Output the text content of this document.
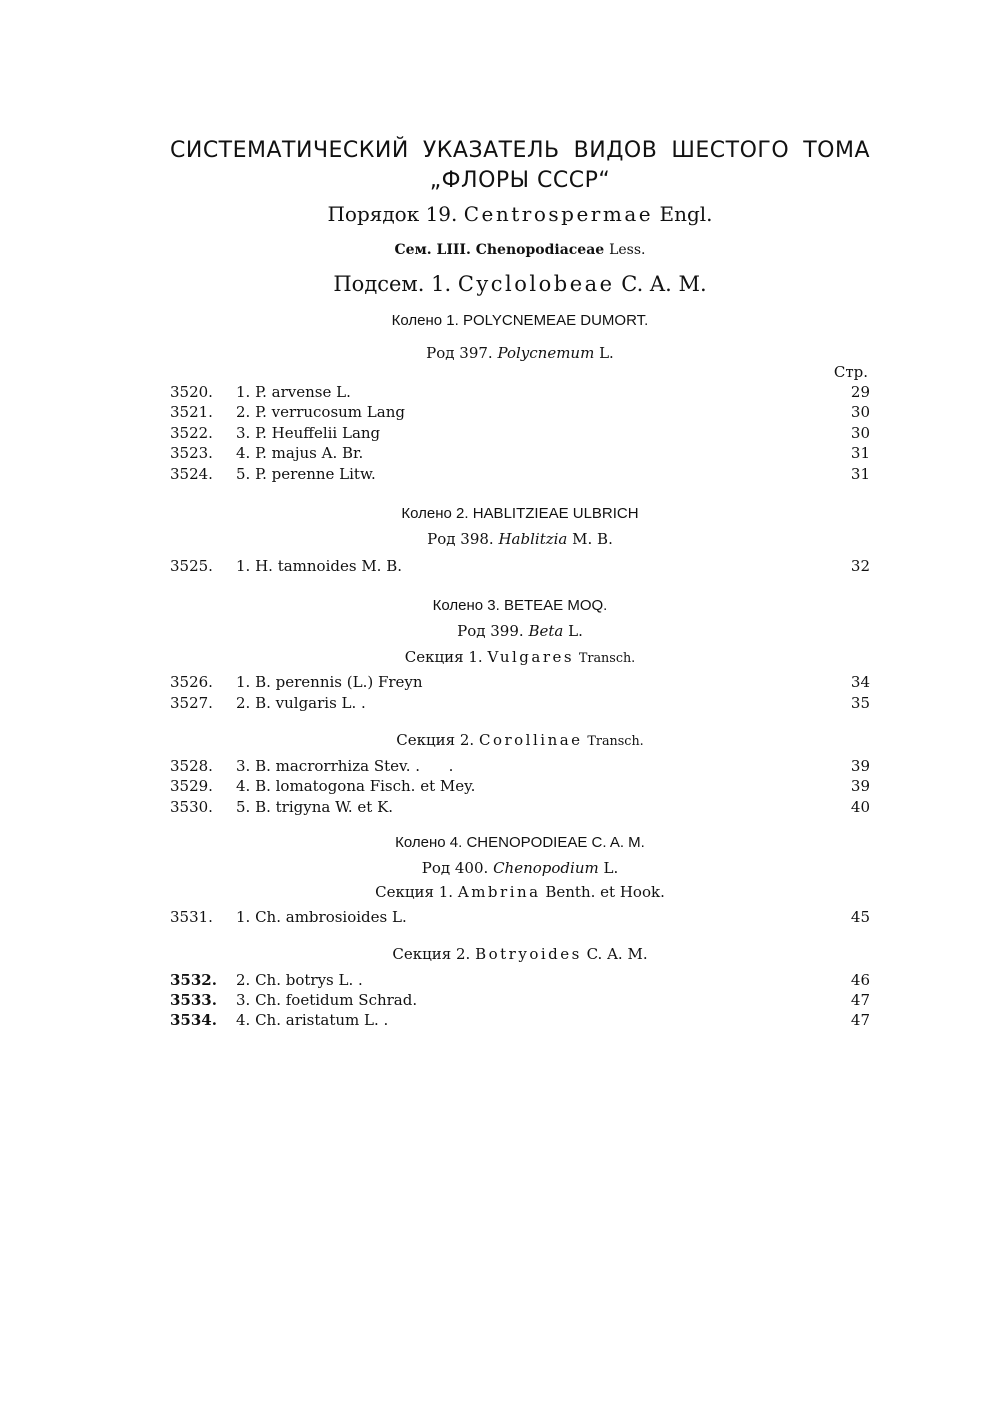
СИСТЕМАТИЧЕСКИЙ УКАЗАТЕЛЬ ВИДОВ ШЕСТОГО ТОМА
„ФЛОРЫ СССР“
Порядок 19. Centrospermae Engl.
Сем. LIII. Chenopodiaceae Less.
Подсем. 1. Cyclolobeae C. A. M.
Колено 1. POLYCNEMEAE DUMORT.
Род 397. Polycnemum L.
Стр.
3520. 1. P. arvense L.	29
3521. 2. P. verrucosum Lang	30
3522. 3. P. Heuffelii Lang	30
3523. 4. P. majus A. Br.	31
3524. 5. P. perenne Litw.	31
Колено 2. HABLITZIEAE ULBRICH
Род 398. Hablitzia M. B.
3525. 1. H. tamnoides M. B.	32
Колено 3. BETEAE MOQ.
Род 399. Beta L.
Секция 1. Vulgares Transch.
3526. 1. B. perennis (L.) Freyn	34
3527. 2. B. vulgaris L. .	35
Секция 2. Corollinae Transch.
3528. 3. B. macrorrhiza Stev. .      .	39
3529. 4. B. lomatogona Fisch. et Mey.	39
3530. 5. B. trigyna W. et K.	40
Колено 4. CHENOPODIEAE C. A. M.
Род 400. Chenopodium L.
Секция 1. Ambrina Benth. et Hook.
3531. 1. Ch. ambrosioides L.	45
Секция 2. Botryoides C. A. M.
3532. 2. Ch. botrys L. .	46
3533. 3. Ch. foetidum Schrad.	47
3534. 4. Ch. aristatum L. .	47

The problem =
Pull every line containing the word "Lang" out of the material and copy it.

The reply =
3521. 2. P. verrucosum Lang	30
3522. 3. P. Heuffelii Lang	30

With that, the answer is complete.